───── Record excerpts

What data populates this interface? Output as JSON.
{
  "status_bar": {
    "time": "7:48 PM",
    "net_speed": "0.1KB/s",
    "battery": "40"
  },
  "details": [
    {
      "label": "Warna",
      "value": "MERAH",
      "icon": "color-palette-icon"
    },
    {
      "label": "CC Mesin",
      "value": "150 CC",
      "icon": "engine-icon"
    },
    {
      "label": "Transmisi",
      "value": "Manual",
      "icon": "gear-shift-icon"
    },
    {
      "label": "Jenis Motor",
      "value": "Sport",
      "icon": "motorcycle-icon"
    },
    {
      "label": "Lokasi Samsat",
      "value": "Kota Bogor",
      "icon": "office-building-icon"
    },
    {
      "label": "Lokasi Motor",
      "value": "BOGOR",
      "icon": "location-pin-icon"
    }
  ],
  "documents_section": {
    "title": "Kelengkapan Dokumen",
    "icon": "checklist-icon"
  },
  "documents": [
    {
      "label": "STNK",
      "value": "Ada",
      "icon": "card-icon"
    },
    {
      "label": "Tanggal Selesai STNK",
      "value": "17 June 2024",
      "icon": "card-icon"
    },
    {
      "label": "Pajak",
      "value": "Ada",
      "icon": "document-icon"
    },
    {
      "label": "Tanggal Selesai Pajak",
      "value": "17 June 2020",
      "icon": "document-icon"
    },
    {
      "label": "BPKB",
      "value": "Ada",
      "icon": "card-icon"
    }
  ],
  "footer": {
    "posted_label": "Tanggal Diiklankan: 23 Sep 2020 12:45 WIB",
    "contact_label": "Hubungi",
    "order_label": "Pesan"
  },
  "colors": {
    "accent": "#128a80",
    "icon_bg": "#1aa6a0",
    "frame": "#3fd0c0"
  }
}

──────────

• _Aim of the task_: Repeat all of the records above exactly as they appear.

• _Solved problem_:
What data populates this interface? Output as JSON.
{
  "status_bar": {
    "time": "7:48 PM",
    "net_speed": "0.1KB/s",
    "battery": "40"
  },
  "details": [
    {
      "label": "Warna",
      "value": "MERAH",
      "icon": "color-palette-icon"
    },
    {
      "label": "CC Mesin",
      "value": "150 CC",
      "icon": "engine-icon"
    },
    {
      "label": "Transmisi",
      "value": "Manual",
      "icon": "gear-shift-icon"
    },
    {
      "label": "Jenis Motor",
      "value": "Sport",
      "icon": "motorcycle-icon"
    },
    {
      "label": "Lokasi Samsat",
      "value": "Kota Bogor",
      "icon": "office-building-icon"
    },
    {
      "label": "Lokasi Motor",
      "value": "BOGOR",
      "icon": "location-pin-icon"
    }
  ],
  "documents_section": {
    "title": "Kelengkapan Dokumen",
    "icon": "checklist-icon"
  },
  "documents": [
    {
      "label": "STNK",
      "value": "Ada",
      "icon": "card-icon"
    },
    {
      "label": "Tanggal Selesai STNK",
      "value": "17 June 2024",
      "icon": "card-icon"
    },
    {
      "label": "Pajak",
      "value": "Ada",
      "icon": "document-icon"
    },
    {
      "label": "Tanggal Selesai Pajak",
      "value": "17 June 2020",
      "icon": "document-icon"
    },
    {
      "label": "BPKB",
      "value": "Ada",
      "icon": "card-icon"
    }
  ],
  "footer": {
    "posted_label": "Tanggal Diiklankan: 23 Sep 2020 12:45 WIB",
    "contact_label": "Hubungi",
    "order_label": "Pesan"
  },
  "colors": {
    "accent": "#128a80",
    "icon_bg": "#1aa6a0",
    "frame": "#3fd0c0"
  }
}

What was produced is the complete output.